═══ Task material ═══

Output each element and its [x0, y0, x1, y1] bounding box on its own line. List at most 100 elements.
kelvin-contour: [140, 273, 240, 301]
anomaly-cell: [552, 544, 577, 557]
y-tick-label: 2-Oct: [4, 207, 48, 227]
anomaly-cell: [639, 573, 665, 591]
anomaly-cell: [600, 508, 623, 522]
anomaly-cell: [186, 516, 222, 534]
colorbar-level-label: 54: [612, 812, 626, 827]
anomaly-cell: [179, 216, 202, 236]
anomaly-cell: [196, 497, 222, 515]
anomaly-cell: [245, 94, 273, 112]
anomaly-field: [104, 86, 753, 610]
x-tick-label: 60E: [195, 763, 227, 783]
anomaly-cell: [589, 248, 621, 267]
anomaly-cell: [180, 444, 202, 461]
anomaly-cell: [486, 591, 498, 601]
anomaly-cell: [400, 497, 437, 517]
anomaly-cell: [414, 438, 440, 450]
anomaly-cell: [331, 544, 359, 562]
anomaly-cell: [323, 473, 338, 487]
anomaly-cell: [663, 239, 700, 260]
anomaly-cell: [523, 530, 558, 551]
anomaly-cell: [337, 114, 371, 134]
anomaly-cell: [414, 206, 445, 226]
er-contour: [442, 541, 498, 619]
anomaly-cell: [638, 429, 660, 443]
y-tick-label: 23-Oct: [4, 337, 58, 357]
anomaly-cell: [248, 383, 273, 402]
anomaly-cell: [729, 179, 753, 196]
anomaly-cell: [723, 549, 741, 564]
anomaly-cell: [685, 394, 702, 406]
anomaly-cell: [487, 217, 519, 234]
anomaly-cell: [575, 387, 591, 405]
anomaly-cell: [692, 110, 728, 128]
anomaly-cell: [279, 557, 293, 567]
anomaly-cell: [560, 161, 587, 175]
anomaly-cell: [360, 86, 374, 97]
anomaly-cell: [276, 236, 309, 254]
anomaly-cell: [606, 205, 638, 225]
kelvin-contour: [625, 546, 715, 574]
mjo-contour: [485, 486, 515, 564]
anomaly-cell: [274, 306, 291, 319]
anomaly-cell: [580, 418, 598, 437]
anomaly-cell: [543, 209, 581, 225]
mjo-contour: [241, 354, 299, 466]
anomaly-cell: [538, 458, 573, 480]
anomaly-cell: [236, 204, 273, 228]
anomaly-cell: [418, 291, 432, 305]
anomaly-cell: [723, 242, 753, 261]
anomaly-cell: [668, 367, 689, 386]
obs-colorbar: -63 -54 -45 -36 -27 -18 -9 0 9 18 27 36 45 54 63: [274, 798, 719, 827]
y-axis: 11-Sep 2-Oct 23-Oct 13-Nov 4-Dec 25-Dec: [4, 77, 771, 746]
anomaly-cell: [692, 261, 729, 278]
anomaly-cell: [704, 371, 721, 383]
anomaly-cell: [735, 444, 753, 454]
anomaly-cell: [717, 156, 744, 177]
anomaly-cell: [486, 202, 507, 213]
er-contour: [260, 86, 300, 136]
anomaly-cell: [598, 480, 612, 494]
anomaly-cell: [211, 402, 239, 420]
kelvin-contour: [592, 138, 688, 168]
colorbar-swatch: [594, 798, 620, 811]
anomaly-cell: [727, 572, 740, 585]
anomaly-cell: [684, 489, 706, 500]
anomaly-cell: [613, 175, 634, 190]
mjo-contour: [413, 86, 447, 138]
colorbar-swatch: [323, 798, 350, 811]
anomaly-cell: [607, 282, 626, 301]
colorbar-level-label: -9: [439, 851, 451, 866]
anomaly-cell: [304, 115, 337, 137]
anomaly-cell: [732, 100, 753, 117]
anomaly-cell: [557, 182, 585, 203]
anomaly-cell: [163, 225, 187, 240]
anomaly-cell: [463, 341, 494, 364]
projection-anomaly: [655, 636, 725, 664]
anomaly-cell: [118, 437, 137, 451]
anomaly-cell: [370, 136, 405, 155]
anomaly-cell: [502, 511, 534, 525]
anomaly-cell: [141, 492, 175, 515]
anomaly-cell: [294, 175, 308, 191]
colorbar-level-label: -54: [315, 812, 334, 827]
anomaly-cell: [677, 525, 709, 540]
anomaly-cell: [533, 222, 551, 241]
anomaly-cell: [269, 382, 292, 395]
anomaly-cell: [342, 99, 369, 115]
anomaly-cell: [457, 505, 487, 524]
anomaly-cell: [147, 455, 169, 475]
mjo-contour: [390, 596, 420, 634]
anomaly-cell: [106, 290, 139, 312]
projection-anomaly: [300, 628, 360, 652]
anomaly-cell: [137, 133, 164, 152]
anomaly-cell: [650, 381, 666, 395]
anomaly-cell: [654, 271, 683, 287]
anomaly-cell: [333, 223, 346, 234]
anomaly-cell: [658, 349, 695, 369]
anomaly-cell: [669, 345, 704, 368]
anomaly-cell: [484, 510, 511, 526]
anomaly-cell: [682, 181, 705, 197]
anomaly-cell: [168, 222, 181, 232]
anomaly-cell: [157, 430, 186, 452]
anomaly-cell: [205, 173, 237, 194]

═══

What is asked >> Copy each of the items above word for word, keeping every line in its original order.

Exercise solution >>
Output each element and its [x0, y0, x1, y1] bounding box on its own line. List at most 100 elements.
kelvin-contour: [140, 273, 240, 301]
anomaly-cell: [552, 544, 577, 557]
y-tick-label: 2-Oct: [4, 207, 48, 227]
anomaly-cell: [639, 573, 665, 591]
anomaly-cell: [600, 508, 623, 522]
anomaly-cell: [186, 516, 222, 534]
colorbar-level-label: 54: [612, 812, 626, 827]
anomaly-cell: [179, 216, 202, 236]
anomaly-cell: [196, 497, 222, 515]
anomaly-cell: [245, 94, 273, 112]
anomaly-field: [104, 86, 753, 610]
x-tick-label: 60E: [195, 763, 227, 783]
anomaly-cell: [589, 248, 621, 267]
anomaly-cell: [180, 444, 202, 461]
anomaly-cell: [486, 591, 498, 601]
anomaly-cell: [400, 497, 437, 517]
anomaly-cell: [414, 438, 440, 450]
anomaly-cell: [331, 544, 359, 562]
anomaly-cell: [323, 473, 338, 487]
anomaly-cell: [663, 239, 700, 260]
anomaly-cell: [523, 530, 558, 551]
anomaly-cell: [337, 114, 371, 134]
anomaly-cell: [414, 206, 445, 226]
er-contour: [442, 541, 498, 619]
anomaly-cell: [638, 429, 660, 443]
y-tick-label: 23-Oct: [4, 337, 58, 357]
anomaly-cell: [248, 383, 273, 402]
anomaly-cell: [729, 179, 753, 196]
anomaly-cell: [723, 549, 741, 564]
anomaly-cell: [685, 394, 702, 406]
anomaly-cell: [487, 217, 519, 234]
anomaly-cell: [575, 387, 591, 405]
anomaly-cell: [692, 110, 728, 128]
anomaly-cell: [279, 557, 293, 567]
anomaly-cell: [560, 161, 587, 175]
anomaly-cell: [360, 86, 374, 97]
anomaly-cell: [276, 236, 309, 254]
anomaly-cell: [606, 205, 638, 225]
kelvin-contour: [625, 546, 715, 574]
mjo-contour: [485, 486, 515, 564]
anomaly-cell: [274, 306, 291, 319]
anomaly-cell: [580, 418, 598, 437]
anomaly-cell: [543, 209, 581, 225]
mjo-contour: [241, 354, 299, 466]
anomaly-cell: [538, 458, 573, 480]
anomaly-cell: [236, 204, 273, 228]
anomaly-cell: [418, 291, 432, 305]
anomaly-cell: [723, 242, 753, 261]
anomaly-cell: [668, 367, 689, 386]
obs-colorbar: -63 -54 -45 -36 -27 -18 -9 0 9 18 27 36 45 54 63: [274, 798, 719, 827]
y-axis: 11-Sep 2-Oct 23-Oct 13-Nov 4-Dec 25-Dec: [4, 77, 771, 746]
anomaly-cell: [692, 261, 729, 278]
anomaly-cell: [704, 371, 721, 383]
anomaly-cell: [735, 444, 753, 454]
anomaly-cell: [717, 156, 744, 177]
anomaly-cell: [486, 202, 507, 213]
er-contour: [260, 86, 300, 136]
anomaly-cell: [598, 480, 612, 494]
anomaly-cell: [211, 402, 239, 420]
kelvin-contour: [592, 138, 688, 168]
colorbar-swatch: [594, 798, 620, 811]
anomaly-cell: [727, 572, 740, 585]
anomaly-cell: [684, 489, 706, 500]
anomaly-cell: [613, 175, 634, 190]
mjo-contour: [413, 86, 447, 138]
colorbar-swatch: [323, 798, 350, 811]
anomaly-cell: [607, 282, 626, 301]
colorbar-level-label: -9: [439, 851, 451, 866]
anomaly-cell: [304, 115, 337, 137]
anomaly-cell: [732, 100, 753, 117]
anomaly-cell: [557, 182, 585, 203]
anomaly-cell: [163, 225, 187, 240]
anomaly-cell: [463, 341, 494, 364]
projection-anomaly: [655, 636, 725, 664]
anomaly-cell: [118, 437, 137, 451]
anomaly-cell: [370, 136, 405, 155]
anomaly-cell: [502, 511, 534, 525]
anomaly-cell: [141, 492, 175, 515]
anomaly-cell: [294, 175, 308, 191]
colorbar-level-label: -54: [315, 812, 334, 827]
anomaly-cell: [677, 525, 709, 540]
anomaly-cell: [533, 222, 551, 241]
anomaly-cell: [269, 382, 292, 395]
anomaly-cell: [342, 99, 369, 115]
anomaly-cell: [457, 505, 487, 524]
anomaly-cell: [147, 455, 169, 475]
mjo-contour: [390, 596, 420, 634]
anomaly-cell: [106, 290, 139, 312]
projection-anomaly: [300, 628, 360, 652]
anomaly-cell: [137, 133, 164, 152]
anomaly-cell: [650, 381, 666, 395]
anomaly-cell: [654, 271, 683, 287]
anomaly-cell: [333, 223, 346, 234]
anomaly-cell: [658, 349, 695, 369]
anomaly-cell: [669, 345, 704, 368]
anomaly-cell: [484, 510, 511, 526]
anomaly-cell: [682, 181, 705, 197]
anomaly-cell: [168, 222, 181, 232]
anomaly-cell: [157, 430, 186, 452]
anomaly-cell: [205, 173, 237, 194]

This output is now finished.